• _Recorded data_:
* start *

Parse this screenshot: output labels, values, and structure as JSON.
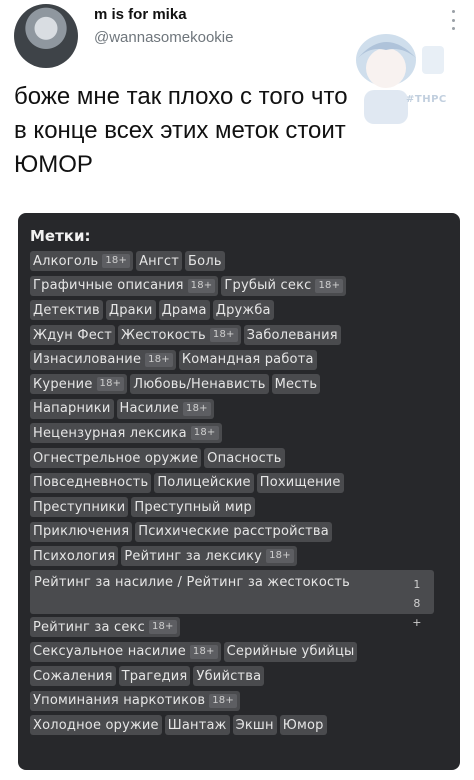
{
  "user": {
    "name": "m is for mika",
    "handle": "@wannasomekookie"
  },
  "sticker": {
    "watermark": "#THPC"
  },
  "tweet": {
    "lines": [
      "боже мне так плохо с того что",
      "в конце всех этих меток стоит",
      "ЮМОР"
    ]
  },
  "card": {
    "title": "Метки:",
    "rows": [
      [
        {
          "label": "Алкоголь",
          "badge": "18+"
        },
        {
          "label": "Ангст"
        },
        {
          "label": "Боль"
        }
      ],
      [
        {
          "label": "Графичные описания",
          "badge": "18+"
        },
        {
          "label": "Грубый секс",
          "badge": "18+"
        }
      ],
      [
        {
          "label": "Детектив"
        },
        {
          "label": "Драки"
        },
        {
          "label": "Драма"
        },
        {
          "label": "Дружба"
        }
      ],
      [
        {
          "label": "Ждун Фест"
        },
        {
          "label": "Жестокость",
          "badge": "18+"
        },
        {
          "label": "Заболевания"
        }
      ],
      [
        {
          "label": "Изнасилование",
          "badge": "18+"
        },
        {
          "label": "Командная работа"
        }
      ],
      [
        {
          "label": "Курение",
          "badge": "18+"
        },
        {
          "label": "Любовь/Ненависть"
        },
        {
          "label": "Месть"
        }
      ],
      [
        {
          "label": "Напарники"
        },
        {
          "label": "Насилие",
          "badge": "18+"
        }
      ],
      [
        {
          "label": "Нецензурная лексика",
          "badge": "18+"
        }
      ],
      [
        {
          "label": "Огнестрельное оружие"
        },
        {
          "label": "Опасность"
        }
      ],
      [
        {
          "label": "Повседневность"
        },
        {
          "label": "Полицейские"
        },
        {
          "label": "Похищение"
        }
      ],
      [
        {
          "label": "Преступники"
        },
        {
          "label": "Преступный мир"
        }
      ],
      [
        {
          "label": "Приключения"
        },
        {
          "label": "Психические расстройства"
        }
      ],
      [
        {
          "label": "Психология"
        },
        {
          "label": "Рейтинг за лексику",
          "badge": "18+"
        }
      ],
      [
        {
          "label": "Рейтинг за насилие / Рейтинг за жестокость",
          "badge": "18+",
          "wide": true
        }
      ],
      [
        {
          "label": "Рейтинг за секс",
          "badge": "18+"
        }
      ],
      [
        {
          "label": "Сексуальное насилие",
          "badge": "18+"
        },
        {
          "label": "Серийные убийцы"
        }
      ],
      [
        {
          "label": "Сожаления"
        },
        {
          "label": "Трагедия"
        },
        {
          "label": "Убийства"
        }
      ],
      [
        {
          "label": "Упоминания наркотиков",
          "badge": "18+"
        }
      ],
      [
        {
          "label": "Холодное оружие"
        },
        {
          "label": "Шантаж"
        },
        {
          "label": "Экшн"
        },
        {
          "label": "Юмор"
        }
      ]
    ]
  },
  "colors": {
    "card_bg": "#27282b",
    "tag_bg": "#4a4b4e",
    "tag_text": "#e6e6e6",
    "handle": "#6f767c"
  }
}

* end *

• _REQUEST_: Within the entries above, work out how many lines contain the word "оружие". The number alone is the answer.

• _ANSWER TO THE PROBLEM_: 2